• Required task: Write the listing below out again exactly, dropping the images.

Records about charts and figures

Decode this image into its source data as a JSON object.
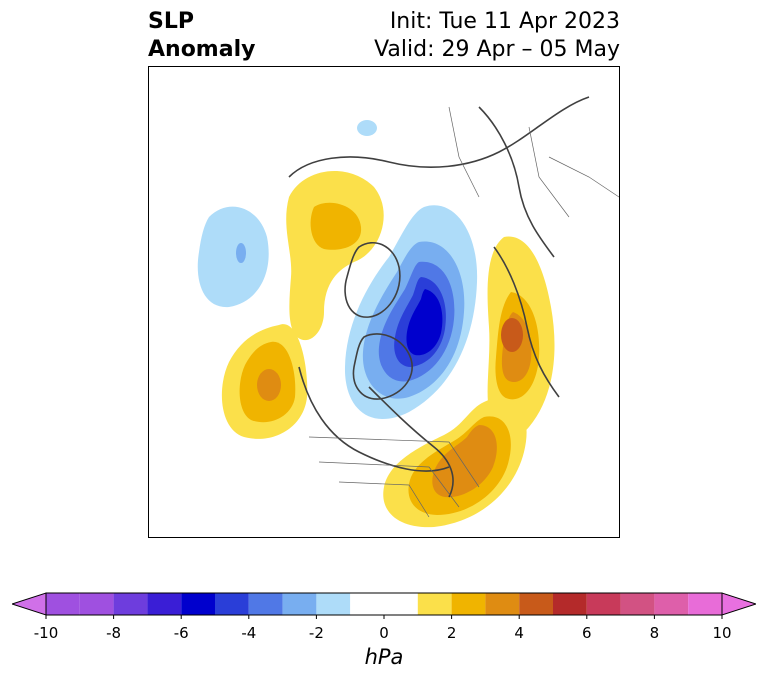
{
  "title": {
    "left_line1": "SLP",
    "left_line2": "Anomaly",
    "right_line1": "Init: Tue 11 Apr 2023",
    "right_line2": "Valid: 29 Apr – 05 May"
  },
  "colorbar": {
    "unit": "hPa",
    "min": -10,
    "max": 10,
    "extend": "both",
    "ticks": [
      "-10",
      "-8",
      "-6",
      "-4",
      "-2",
      "0",
      "2",
      "4",
      "6",
      "8",
      "10"
    ],
    "bins": [
      {
        "lo": -10,
        "hi": -9,
        "color": "#9f50e0"
      },
      {
        "lo": -9,
        "hi": -8,
        "color": "#9f50e0"
      },
      {
        "lo": -8,
        "hi": -7,
        "color": "#6e3ddd"
      },
      {
        "lo": -7,
        "hi": -6,
        "color": "#3a1ed6"
      },
      {
        "lo": -6,
        "hi": -5,
        "color": "#0000cd"
      },
      {
        "lo": -5,
        "hi": -4,
        "color": "#2a3ed8"
      },
      {
        "lo": -4,
        "hi": -3,
        "color": "#5078e6"
      },
      {
        "lo": -3,
        "hi": -2,
        "color": "#78aef0"
      },
      {
        "lo": -2,
        "hi": -1,
        "color": "#aedcf9"
      },
      {
        "lo": -1,
        "hi": 1,
        "color": "#ffffff"
      },
      {
        "lo": 1,
        "hi": 2,
        "color": "#fbe04a"
      },
      {
        "lo": 2,
        "hi": 3,
        "color": "#f0b400"
      },
      {
        "lo": 3,
        "hi": 4,
        "color": "#df8c12"
      },
      {
        "lo": 4,
        "hi": 5,
        "color": "#c85a1a"
      },
      {
        "lo": 5,
        "hi": 6,
        "color": "#b42a2a"
      },
      {
        "lo": 6,
        "hi": 7,
        "color": "#c83a5a"
      },
      {
        "lo": 7,
        "hi": 8,
        "color": "#d25283"
      },
      {
        "lo": 8,
        "hi": 9,
        "color": "#de5faa"
      },
      {
        "lo": 9,
        "hi": 10,
        "color": "#e86cd8"
      }
    ],
    "under_color": "#d070e8",
    "over_color": "#e870e0"
  },
  "map": {
    "projection": "north-polar-stereographic",
    "coastline_color": "#404040",
    "anomaly_centers": [
      {
        "name": "polar-low",
        "sign": "negative",
        "peak_hpa": -6
      },
      {
        "name": "north-pacific-high",
        "sign": "positive",
        "peak_hpa": 4
      },
      {
        "name": "west-atlantic-high",
        "sign": "positive",
        "peak_hpa": 4
      },
      {
        "name": "europe-scandinavia-high",
        "sign": "positive",
        "peak_hpa": 5
      },
      {
        "name": "canada-high",
        "sign": "positive",
        "peak_hpa": 3
      },
      {
        "name": "siberia-low",
        "sign": "negative",
        "peak_hpa": -2
      },
      {
        "name": "asia-small-low",
        "sign": "negative",
        "peak_hpa": -1
      }
    ]
  }
}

• Written solution:
Decode this image into its source data as a JSON object.
{
  "title": {
    "left_line1": "SLP",
    "left_line2": "Anomaly",
    "right_line1": "Init: Tue 11 Apr 2023",
    "right_line2": "Valid: 29 Apr – 05 May"
  },
  "colorbar": {
    "unit": "hPa",
    "min": -10,
    "max": 10,
    "extend": "both",
    "ticks": [
      "-10",
      "-8",
      "-6",
      "-4",
      "-2",
      "0",
      "2",
      "4",
      "6",
      "8",
      "10"
    ],
    "bins": [
      {
        "lo": -10,
        "hi": -9,
        "color": "#9f50e0"
      },
      {
        "lo": -9,
        "hi": -8,
        "color": "#9f50e0"
      },
      {
        "lo": -8,
        "hi": -7,
        "color": "#6e3ddd"
      },
      {
        "lo": -7,
        "hi": -6,
        "color": "#3a1ed6"
      },
      {
        "lo": -6,
        "hi": -5,
        "color": "#0000cd"
      },
      {
        "lo": -5,
        "hi": -4,
        "color": "#2a3ed8"
      },
      {
        "lo": -4,
        "hi": -3,
        "color": "#5078e6"
      },
      {
        "lo": -3,
        "hi": -2,
        "color": "#78aef0"
      },
      {
        "lo": -2,
        "hi": -1,
        "color": "#aedcf9"
      },
      {
        "lo": -1,
        "hi": 1,
        "color": "#ffffff"
      },
      {
        "lo": 1,
        "hi": 2,
        "color": "#fbe04a"
      },
      {
        "lo": 2,
        "hi": 3,
        "color": "#f0b400"
      },
      {
        "lo": 3,
        "hi": 4,
        "color": "#df8c12"
      },
      {
        "lo": 4,
        "hi": 5,
        "color": "#c85a1a"
      },
      {
        "lo": 5,
        "hi": 6,
        "color": "#b42a2a"
      },
      {
        "lo": 6,
        "hi": 7,
        "color": "#c83a5a"
      },
      {
        "lo": 7,
        "hi": 8,
        "color": "#d25283"
      },
      {
        "lo": 8,
        "hi": 9,
        "color": "#de5faa"
      },
      {
        "lo": 9,
        "hi": 10,
        "color": "#e86cd8"
      }
    ],
    "under_color": "#d070e8",
    "over_color": "#e870e0"
  },
  "map": {
    "projection": "north-polar-stereographic",
    "coastline_color": "#404040",
    "anomaly_centers": [
      {
        "name": "polar-low",
        "sign": "negative",
        "peak_hpa": -6
      },
      {
        "name": "north-pacific-high",
        "sign": "positive",
        "peak_hpa": 4
      },
      {
        "name": "west-atlantic-high",
        "sign": "positive",
        "peak_hpa": 4
      },
      {
        "name": "europe-scandinavia-high",
        "sign": "positive",
        "peak_hpa": 5
      },
      {
        "name": "canada-high",
        "sign": "positive",
        "peak_hpa": 3
      },
      {
        "name": "siberia-low",
        "sign": "negative",
        "peak_hpa": -2
      },
      {
        "name": "asia-small-low",
        "sign": "negative",
        "peak_hpa": -1
      }
    ]
  }
}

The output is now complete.